▸ **Exercise tasks**:
1. In the text on blockchain in stock trading, condense the paragraph that begins "Driving this burgeoning interest" into a short bulleted list that keeps its main facts.
2. Carry on the text on blockchain in stock trading from its final sentence, following its argument about intermediaries.

▸ **Text section**:
— Begin —

This research is commissioned by ADDX in collaboration with LightStream Research, an insight provider on Smart Karma.
The buying and selling of securities has not fundamentally changed since the 1970s when the electronic trading revolution happened. Transactions remain expensive. In an age when email and money is moved around the world at the speed of light, the settlement of security trades still requires two working days. But blockchain looks set to overturn the status quo.
The technology that is bringing sweeping change to areas such as cryptocurrencies, trade finance, central bank monetary policy and healthcare can be applied to stocks too. Also known as distributed ledger technology, blockchain has the potential to correct many inefficiencies inherent to the journey taken when securities are passed from one owner to another. Stock exchanges from the US to Australia are now actively studying how blockchain can transform their businesses.
Driving this burgeoning interest is the potential to improve the speed, reliability and cost-efficiency associated with back-end processes when stocks are bought and sold – such as custody, settlement and regulatory compliance. The blockchain records all relevant information in a single space, with ownership records and transactions updated in real time on one ledger. This drastically reduces the need for intermediaries. Smart contracts, a key feature of blockchain technology, can also automate other asset-servicing actions such as dividend payments.
As the benefits of adopting blockchain become clearer over time, stock exchanges must decide what they should do with their legacy systems. A clear understanding of the steps needed for the transition will help them see the shift as not only beneficial but also feasible.
Reducing the Need for Intermediaries
The process of buying, selling and servicing securities involves many intermediaries – including brokers, depositories, banks, clearing firms and paying agents. These third parties continue to be needed because the trading process is modelled after that of a bygone era when securities were paper-based and much of the work enabling trades was manual. Over time, small improvements have been made and parts of the process have been digitised. But without a structural shift, each trade still triggers a set of back-end actions that are fragmented, not integrated.

— End —

▸ **Record extracts**:

— Begin —

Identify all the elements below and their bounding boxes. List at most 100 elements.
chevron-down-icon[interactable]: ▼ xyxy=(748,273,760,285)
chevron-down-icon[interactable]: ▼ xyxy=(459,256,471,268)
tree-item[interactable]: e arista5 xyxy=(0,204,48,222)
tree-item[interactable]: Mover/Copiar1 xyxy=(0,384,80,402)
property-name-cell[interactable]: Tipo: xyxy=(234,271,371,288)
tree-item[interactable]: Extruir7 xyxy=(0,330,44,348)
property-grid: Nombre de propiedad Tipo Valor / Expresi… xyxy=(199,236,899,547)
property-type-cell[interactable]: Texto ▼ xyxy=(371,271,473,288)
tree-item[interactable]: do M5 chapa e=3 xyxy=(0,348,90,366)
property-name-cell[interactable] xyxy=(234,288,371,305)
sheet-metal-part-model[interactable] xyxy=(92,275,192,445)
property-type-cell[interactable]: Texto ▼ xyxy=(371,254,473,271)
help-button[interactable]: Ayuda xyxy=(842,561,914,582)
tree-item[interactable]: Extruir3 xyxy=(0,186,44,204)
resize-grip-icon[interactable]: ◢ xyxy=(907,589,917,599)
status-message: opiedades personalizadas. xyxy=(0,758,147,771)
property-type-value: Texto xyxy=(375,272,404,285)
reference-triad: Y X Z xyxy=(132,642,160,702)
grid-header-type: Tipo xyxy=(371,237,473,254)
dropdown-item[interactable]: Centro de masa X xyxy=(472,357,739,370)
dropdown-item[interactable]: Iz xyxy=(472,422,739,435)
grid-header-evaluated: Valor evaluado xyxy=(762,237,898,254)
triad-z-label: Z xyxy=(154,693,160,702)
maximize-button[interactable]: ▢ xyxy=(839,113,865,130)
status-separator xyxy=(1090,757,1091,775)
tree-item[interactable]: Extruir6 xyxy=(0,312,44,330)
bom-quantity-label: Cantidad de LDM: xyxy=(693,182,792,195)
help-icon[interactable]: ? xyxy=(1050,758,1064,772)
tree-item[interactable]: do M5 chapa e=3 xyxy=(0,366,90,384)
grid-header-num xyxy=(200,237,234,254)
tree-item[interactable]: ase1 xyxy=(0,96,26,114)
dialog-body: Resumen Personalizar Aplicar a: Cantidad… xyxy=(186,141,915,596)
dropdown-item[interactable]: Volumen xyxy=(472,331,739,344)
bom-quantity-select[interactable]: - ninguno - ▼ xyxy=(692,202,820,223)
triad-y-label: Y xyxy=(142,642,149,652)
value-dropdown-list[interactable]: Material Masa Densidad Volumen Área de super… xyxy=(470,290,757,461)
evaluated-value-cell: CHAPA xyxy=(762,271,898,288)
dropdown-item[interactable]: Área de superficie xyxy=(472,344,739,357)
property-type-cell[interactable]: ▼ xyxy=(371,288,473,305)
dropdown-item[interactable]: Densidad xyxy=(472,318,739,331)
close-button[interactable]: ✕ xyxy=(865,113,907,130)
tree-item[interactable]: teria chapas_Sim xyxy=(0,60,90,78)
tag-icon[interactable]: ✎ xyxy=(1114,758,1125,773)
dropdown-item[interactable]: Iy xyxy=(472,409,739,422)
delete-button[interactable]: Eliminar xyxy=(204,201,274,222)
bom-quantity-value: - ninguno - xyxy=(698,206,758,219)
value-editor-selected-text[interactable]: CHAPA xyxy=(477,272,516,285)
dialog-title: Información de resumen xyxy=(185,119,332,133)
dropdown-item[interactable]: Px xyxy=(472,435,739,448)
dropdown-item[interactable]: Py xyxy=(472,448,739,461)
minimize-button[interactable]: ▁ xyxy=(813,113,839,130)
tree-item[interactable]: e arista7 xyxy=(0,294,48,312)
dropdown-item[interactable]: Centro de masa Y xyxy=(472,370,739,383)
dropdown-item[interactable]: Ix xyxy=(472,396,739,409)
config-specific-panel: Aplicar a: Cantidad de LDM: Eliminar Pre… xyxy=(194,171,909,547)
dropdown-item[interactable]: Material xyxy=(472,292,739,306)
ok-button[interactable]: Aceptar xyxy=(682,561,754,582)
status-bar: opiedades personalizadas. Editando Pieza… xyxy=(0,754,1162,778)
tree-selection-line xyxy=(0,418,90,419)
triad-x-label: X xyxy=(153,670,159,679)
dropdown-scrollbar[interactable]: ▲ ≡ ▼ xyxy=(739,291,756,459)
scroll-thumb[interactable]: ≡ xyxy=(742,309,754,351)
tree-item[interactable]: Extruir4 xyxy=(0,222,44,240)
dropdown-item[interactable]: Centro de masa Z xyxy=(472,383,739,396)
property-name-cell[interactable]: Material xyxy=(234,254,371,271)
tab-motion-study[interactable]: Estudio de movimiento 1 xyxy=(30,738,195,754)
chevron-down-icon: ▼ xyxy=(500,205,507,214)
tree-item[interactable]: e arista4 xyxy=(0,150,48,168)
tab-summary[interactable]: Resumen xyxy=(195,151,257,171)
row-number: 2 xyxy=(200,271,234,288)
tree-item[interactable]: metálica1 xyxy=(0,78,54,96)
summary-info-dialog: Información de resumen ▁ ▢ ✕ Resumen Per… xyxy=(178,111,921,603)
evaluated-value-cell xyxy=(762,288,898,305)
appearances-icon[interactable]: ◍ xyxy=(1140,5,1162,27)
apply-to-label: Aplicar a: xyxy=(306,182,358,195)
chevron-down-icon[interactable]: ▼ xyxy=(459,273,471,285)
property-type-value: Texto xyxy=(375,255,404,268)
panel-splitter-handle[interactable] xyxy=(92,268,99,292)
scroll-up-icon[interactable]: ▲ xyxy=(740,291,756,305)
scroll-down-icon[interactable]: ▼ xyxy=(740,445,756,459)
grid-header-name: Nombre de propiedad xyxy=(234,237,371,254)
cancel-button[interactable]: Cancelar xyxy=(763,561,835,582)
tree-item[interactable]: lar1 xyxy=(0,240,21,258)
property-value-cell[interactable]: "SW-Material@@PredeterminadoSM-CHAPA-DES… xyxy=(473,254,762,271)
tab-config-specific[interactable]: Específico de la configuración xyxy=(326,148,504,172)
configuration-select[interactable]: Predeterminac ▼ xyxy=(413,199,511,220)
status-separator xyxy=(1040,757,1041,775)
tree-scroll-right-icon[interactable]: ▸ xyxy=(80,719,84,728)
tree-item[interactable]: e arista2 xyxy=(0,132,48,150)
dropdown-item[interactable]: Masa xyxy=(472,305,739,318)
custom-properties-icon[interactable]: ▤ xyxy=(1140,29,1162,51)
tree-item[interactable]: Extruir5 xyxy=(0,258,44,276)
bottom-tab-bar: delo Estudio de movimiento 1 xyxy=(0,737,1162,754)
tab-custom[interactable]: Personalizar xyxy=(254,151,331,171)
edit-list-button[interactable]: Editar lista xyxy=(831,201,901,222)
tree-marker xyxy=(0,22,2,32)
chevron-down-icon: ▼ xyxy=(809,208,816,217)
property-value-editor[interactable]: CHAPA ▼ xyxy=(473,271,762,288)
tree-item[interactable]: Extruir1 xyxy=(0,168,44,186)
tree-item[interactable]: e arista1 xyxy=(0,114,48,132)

— End —

▸ **Answers for this exercise**:
1.
- Interest in blockchain is driven by its potential to make back-end stock trading processes, such as custody, settlement and regulatory compliance, faster, more reliable and cheaper.
- Blockchain keeps all relevant information in one place, and ownership records and transactions are updated in real time on a single ledger.
- This sharply reduces the need for intermediaries.
- Smart contracts can automate other asset-servicing actions, such as dividend payments.

2.
Intermediaries add to transaction cost, risk and time. They represent a deadweight loss to buyers and sellers of securities, drawing down on resources without offering real value in return. Using blockchain technology, there is an opportunity to bypass a number of these intermediaries, making each transaction more efficient. For example, custody services look very different for blockchain-based securities, as assets are effectively custodised on the digital network in a way that is secure and can be verified by the relevant parties.
Not all intermediaries will be disrupted – those that remain likely perform services not easily replaceable by technology. One example is investment advice. Blockchain-powered platforms are typically not designed to provide personalised portfolio advice.
Better, Faster and Cheaper Trading
In an age when sending an email or transferring money has become instant, securities trading is still surprisingly slow, with settlements usually taking two or more working days. This is in no small part due to the many intermediaries involved and the fact that their information systems are not able to resolve in real-time the “Delivery versus Payment” problem – that is, determining whether one party has brought the right amount of securities to a transaction (delivery), while the other party has brought sufficient funds to purchase those securities (payment).
The process is complicated, with the various intermediaries having their own siloed, centralised databases, resulting in much duplication. Intermediaries have to update their digital records to reconcile changes that have occurred at each step along the journey. When an interface needs to take place between two intermediaries, the process slows down. Delayed settlements impose a price on transacting parties, as their funds or securities are held in limbo and they are prevented from taking advantage of other market opportunities.
Blockchain is uniquely positioned to overcome the problem of slow settlements. Blockchain-powered trades can be cleared on the same day – because all records of funds and securities exist on a shared ledger, and once details are confirmed by the relevant parties, who can be given real-time oversight capabilities, the swap happens almost at once.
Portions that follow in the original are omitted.